Problem requirements → Find the lines of data that contain the string "computer", then list them.

==== Provided data ====

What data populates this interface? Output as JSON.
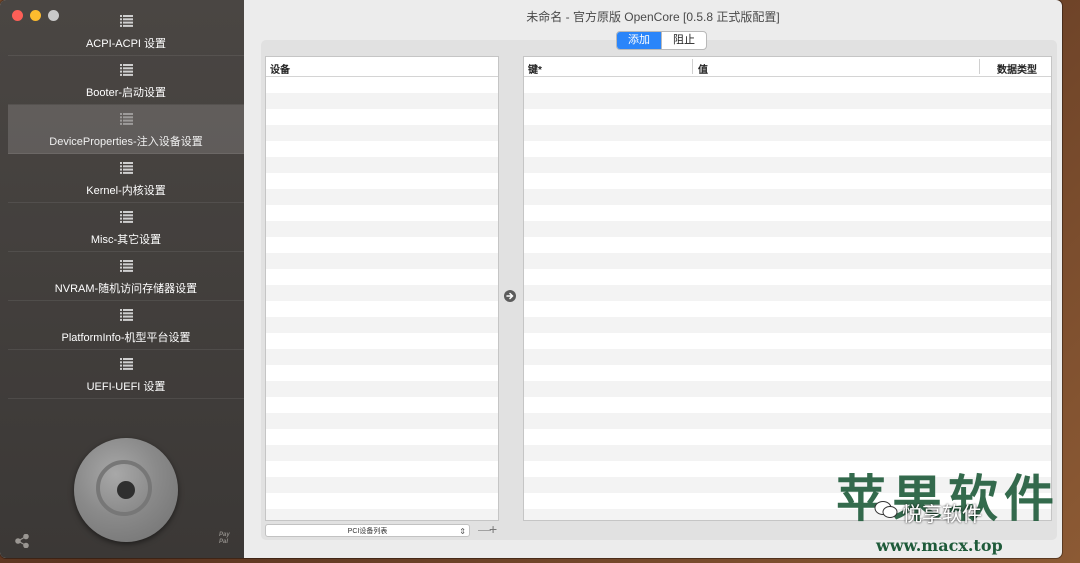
{
  "window": {
    "title": "未命名 - 官方原版 OpenCore [0.5.8 正式版配置]"
  },
  "sidebar": {
    "items": [
      {
        "label": "ACPI-ACPI 设置",
        "active": false
      },
      {
        "label": "Booter-启动设置",
        "active": false
      },
      {
        "label": "DeviceProperties-注入设备设置",
        "active": true
      },
      {
        "label": "Kernel-内核设置",
        "active": false
      },
      {
        "label": "Misc-其它设置",
        "active": false
      },
      {
        "label": "NVRAM-随机访问存储器设置",
        "active": false
      },
      {
        "label": "PlatformInfo-机型平台设置",
        "active": false
      },
      {
        "label": "UEFI-UEFI 设置",
        "active": false
      }
    ],
    "item_icon": "list-icon",
    "paypal_line1": "Pay",
    "paypal_line2": "Pal"
  },
  "segments": {
    "add": "添加",
    "block": "阻止",
    "selected": "add"
  },
  "devices_table": {
    "header": "设备"
  },
  "props_table": {
    "col_key": "键*",
    "col_value": "值",
    "col_type": "数据类型"
  },
  "footer": {
    "select_value": "PCI设备列表",
    "minus": "—",
    "plus": "+"
  },
  "watermark": {
    "big_text": "苹果软件",
    "brand": "悦享软件",
    "url": "www.macx.top"
  },
  "colors": {
    "accent": "#2a85fa",
    "sidebar": "#403d3b",
    "watermark": "#1f5b3a"
  }
}
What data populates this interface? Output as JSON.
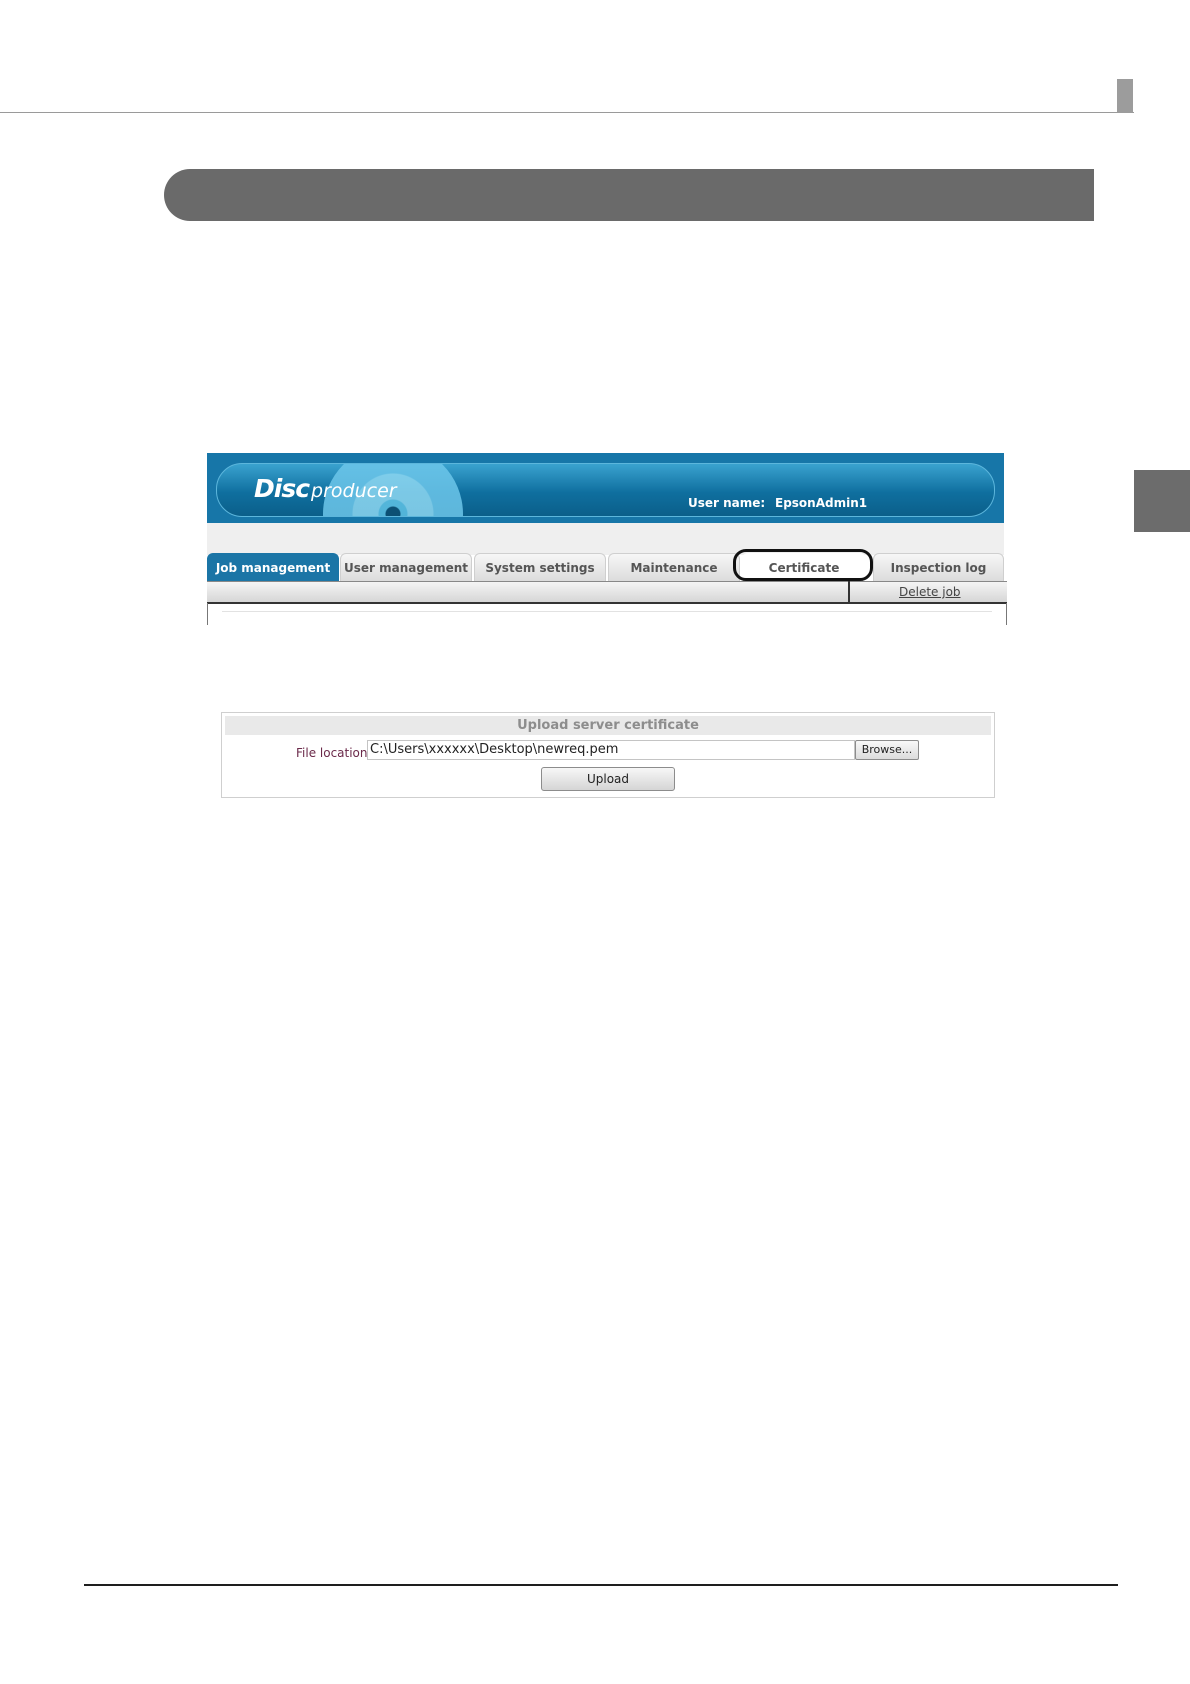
{
  "header": {
    "logo_disc": "Disc",
    "logo_producer": "producer",
    "user_label": "User name:",
    "user_value": "EpsonAdmin1"
  },
  "tabs": [
    {
      "label": "Job management",
      "active": true
    },
    {
      "label": "User management",
      "active": false
    },
    {
      "label": "System settings",
      "active": false
    },
    {
      "label": "Maintenance",
      "active": false
    },
    {
      "label": "Certificate",
      "active": false,
      "highlighted": true
    },
    {
      "label": "Inspection log",
      "active": false
    }
  ],
  "subbar": {
    "delete_link": "Delete job"
  },
  "upload": {
    "title": "Upload server certificate",
    "file_label": "File location",
    "file_value": "C:\\Users\\xxxxxx\\Desktop\\newreq.pem",
    "browse_label": "Browse...",
    "upload_label": "Upload"
  },
  "colors": {
    "banner": "#1776a8",
    "active_tab": "#1b75a6",
    "section_bar": "#6a6a6a"
  }
}
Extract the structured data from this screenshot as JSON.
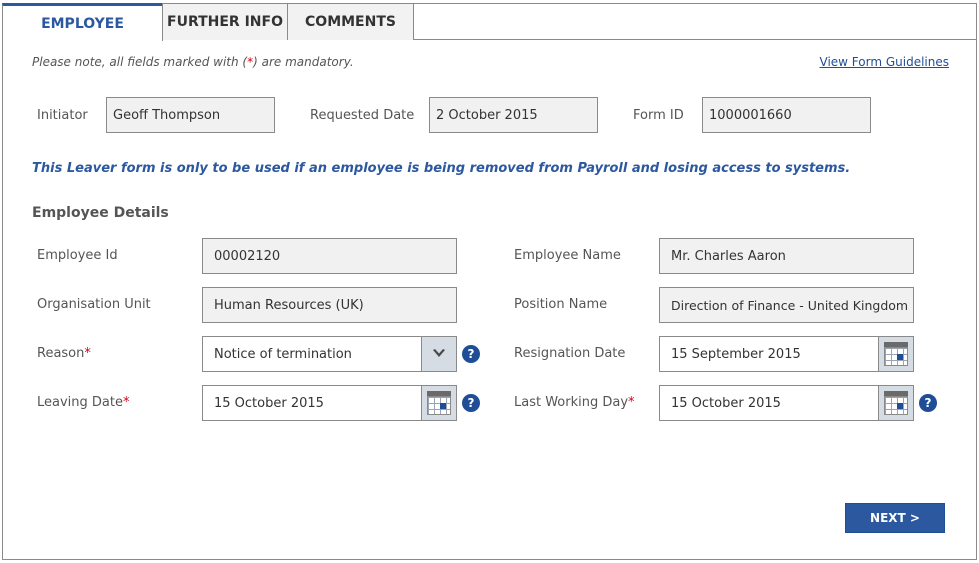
{
  "tabs": [
    {
      "label": "EMPLOYEE"
    },
    {
      "label": "FURTHER INFO"
    },
    {
      "label": "COMMENTS"
    }
  ],
  "note": {
    "prefix": "Please note, all fields marked with (",
    "star": "*",
    "suffix": ") are mandatory."
  },
  "guidelines_link": "View Form Guidelines",
  "header_fields": {
    "initiator": {
      "label": "Initiator",
      "value": "Geoff Thompson"
    },
    "requested_date": {
      "label": "Requested Date",
      "value": "2 October 2015"
    },
    "form_id": {
      "label": "Form ID",
      "value": "1000001660"
    }
  },
  "info_line": "This Leaver form is only to be used if an employee is being removed from Payroll and losing access to systems.",
  "section_title": "Employee Details",
  "employee": {
    "employee_id": {
      "label": "Employee Id",
      "value": "00002120"
    },
    "employee_name": {
      "label": "Employee Name",
      "value": "Mr. Charles Aaron"
    },
    "org_unit": {
      "label": "Organisation Unit",
      "value": "Human Resources (UK)"
    },
    "position_name": {
      "label": "Position Name",
      "value": "Direction of Finance - United Kingdom"
    },
    "reason": {
      "label": "Reason",
      "required": "*",
      "value": "Notice of termination"
    },
    "resignation_date": {
      "label": "Resignation Date",
      "value": "15 September 2015"
    },
    "leaving_date": {
      "label": "Leaving Date",
      "required": "*",
      "value": "15 October 2015"
    },
    "last_working_day": {
      "label": "Last Working Day",
      "required": "*",
      "value": "15 October 2015"
    }
  },
  "help_glyph": "?",
  "next_button": "NEXT >",
  "colors": {
    "accent": "#2c58a0",
    "required": "#d0021b",
    "field_bg": "#f1f1f1"
  }
}
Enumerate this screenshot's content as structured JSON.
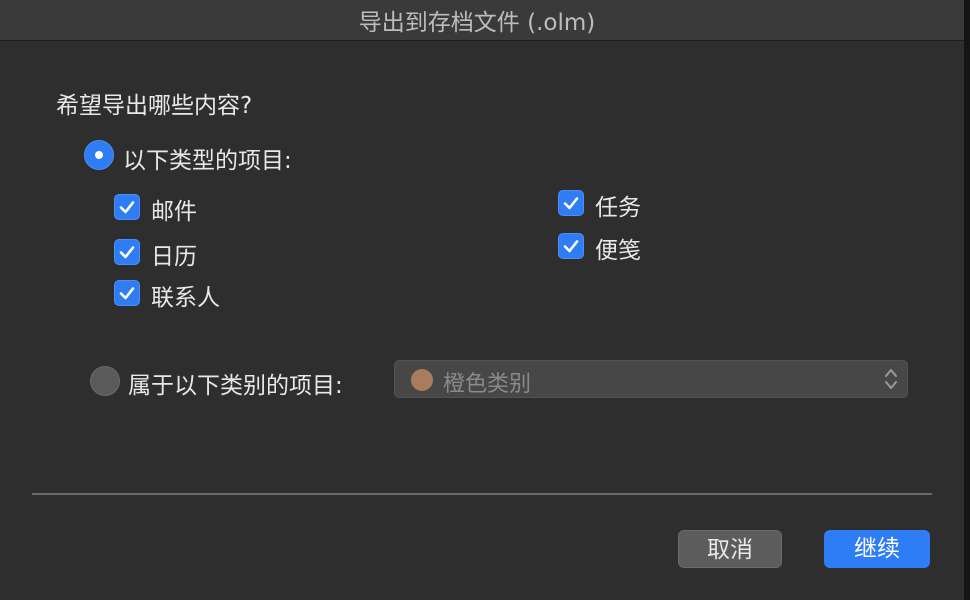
{
  "window": {
    "title": "导出到存档文件 (.olm)"
  },
  "question": "希望导出哪些内容?",
  "options": {
    "by_type": {
      "label": "以下类型的项目:",
      "selected": true,
      "items": [
        {
          "label": "邮件",
          "checked": true
        },
        {
          "label": "日历",
          "checked": true
        },
        {
          "label": "联系人",
          "checked": true
        },
        {
          "label": "任务",
          "checked": true
        },
        {
          "label": "便笺",
          "checked": true
        }
      ]
    },
    "by_category": {
      "label": "属于以下类别的项目:",
      "selected": false,
      "popup_value": "橙色类别",
      "swatch_color": "#a97c5e"
    }
  },
  "buttons": {
    "cancel": "取消",
    "continue": "继续"
  },
  "colors": {
    "accent": "#2f7df5",
    "background": "#2e2e2e"
  }
}
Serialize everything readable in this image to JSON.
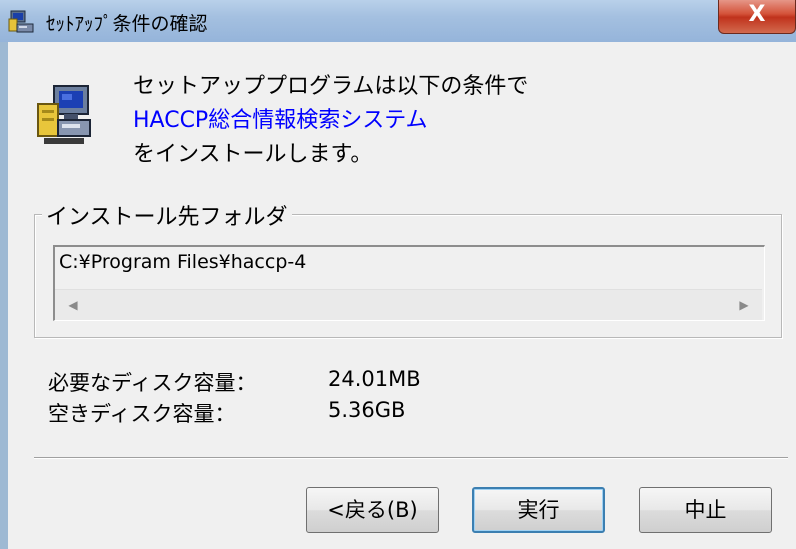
{
  "window": {
    "title": "ｾｯﾄｱｯﾌﾟ条件の確認",
    "close_label": "X",
    "icons": {
      "title": "setup-computer-icon",
      "app": "setup-computer-icon",
      "close": "close-icon"
    }
  },
  "intro": {
    "line1": "セットアッププログラムは以下の条件で",
    "product": "HACCP総合情報検索システム",
    "line3": "をインストールします。"
  },
  "install_folder": {
    "legend": "インストール先フォルダ",
    "path": "C:¥Program Files¥haccp-4",
    "scroll_left_icon": "scroll-left-arrow-icon",
    "scroll_right_icon": "scroll-right-arrow-icon"
  },
  "disk": {
    "required_label": "必要なディスク容量：",
    "required_value": "24.01MB",
    "free_label": "空きディスク容量：",
    "free_value": "5.36GB"
  },
  "buttons": {
    "back": "<戻る(B)",
    "run": "実行",
    "cancel": "中止"
  },
  "colors": {
    "product_text": "#0000ff",
    "close_button": "#c8432b",
    "titlebar": "#a4c0e0"
  }
}
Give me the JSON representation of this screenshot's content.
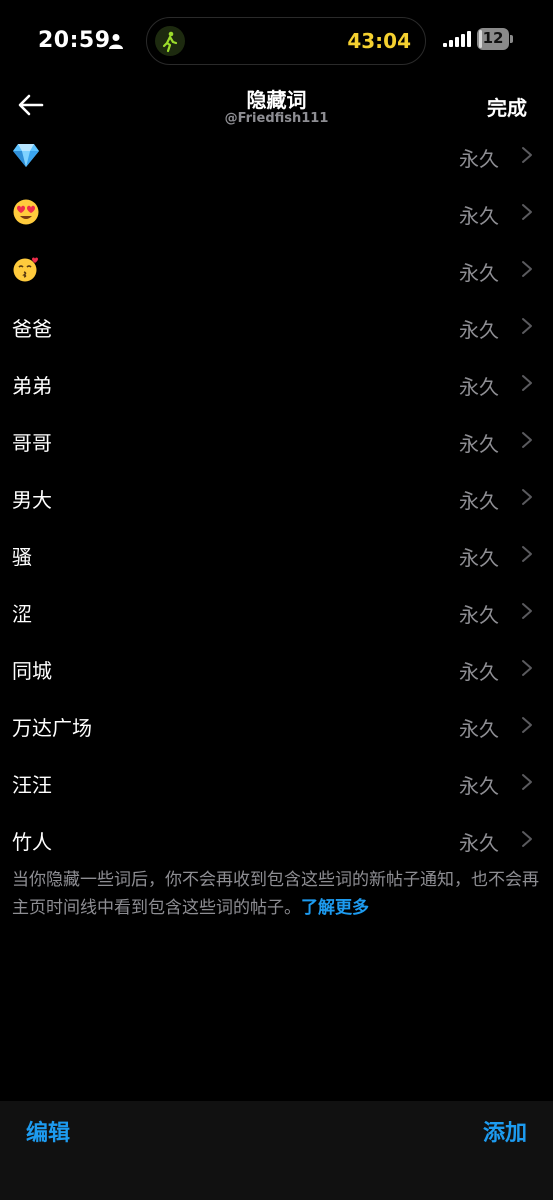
{
  "status_bar": {
    "time": "20:59",
    "timer": "43:04",
    "battery_level": "12",
    "battery_fraction": 0.12
  },
  "header": {
    "title": "隐藏词",
    "subtitle": "@Friedfish111",
    "done_label": "完成"
  },
  "words": [
    {
      "emoji": "diamond-emoji",
      "duration": "永久"
    },
    {
      "emoji": "heart-eyes-emoji",
      "duration": "永久"
    },
    {
      "emoji": "kissing-heart-emoji",
      "duration": "永久"
    },
    {
      "word": "爸爸",
      "duration": "永久"
    },
    {
      "word": "弟弟",
      "duration": "永久"
    },
    {
      "word": "哥哥",
      "duration": "永久"
    },
    {
      "word": "男大",
      "duration": "永久"
    },
    {
      "word": "骚",
      "duration": "永久"
    },
    {
      "word": "涩",
      "duration": "永久"
    },
    {
      "word": "同城",
      "duration": "永久"
    },
    {
      "word": "万达广场",
      "duration": "永久"
    },
    {
      "word": "汪汪",
      "duration": "永久"
    },
    {
      "word": "竹人",
      "duration": "永久"
    }
  ],
  "footer": {
    "note": "当你隐藏一些词后，你不会再收到包含这些词的新帖子通知，也不会再主页时间线中看到包含这些词的帖子。",
    "learn_more": "了解更多"
  },
  "toolbar": {
    "edit_label": "编辑",
    "add_label": "添加"
  },
  "colors": {
    "background": "#000000",
    "accent": "#1d9bf0",
    "secondary_text": "#8e8e93",
    "timer": "#f5d130"
  }
}
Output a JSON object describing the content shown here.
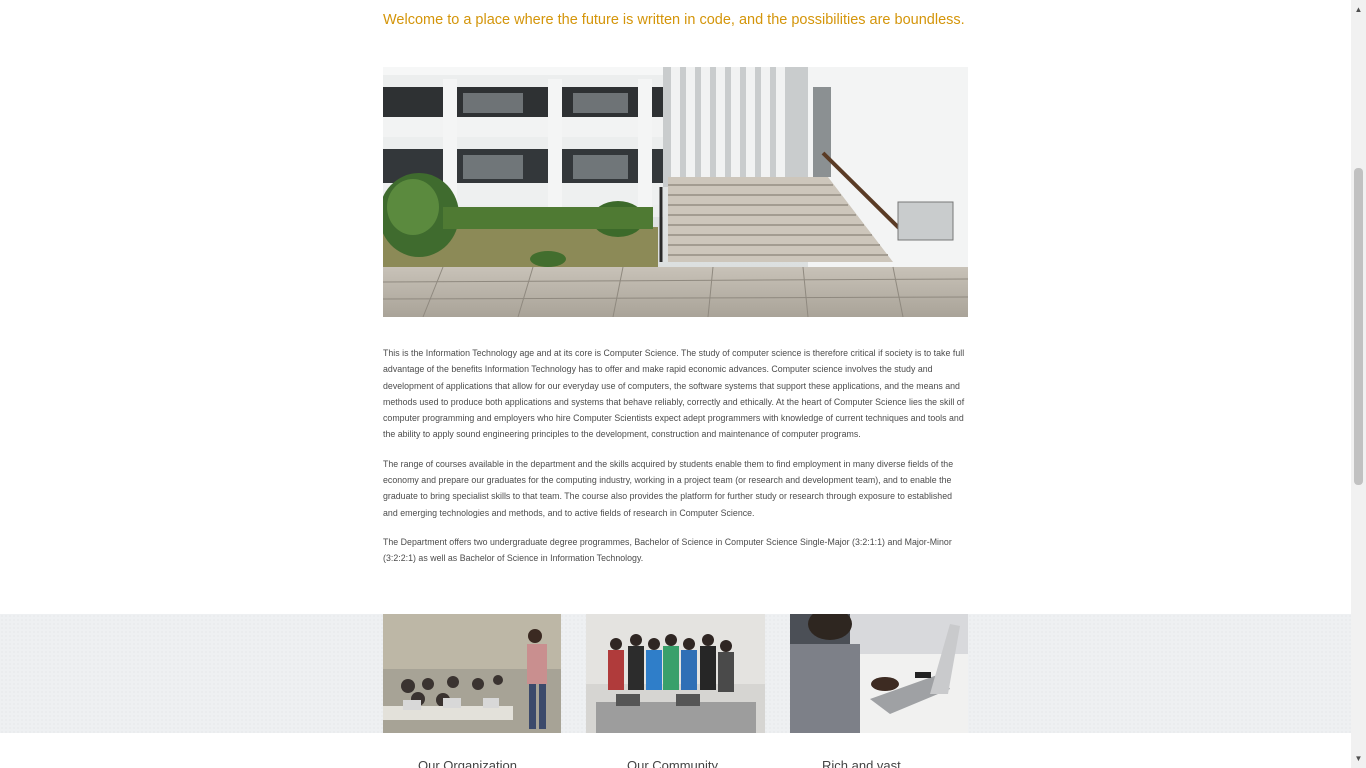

====

Answer to this exercise →
      "title": "setup-computer-icon",
      "app": "setup-computer-icon",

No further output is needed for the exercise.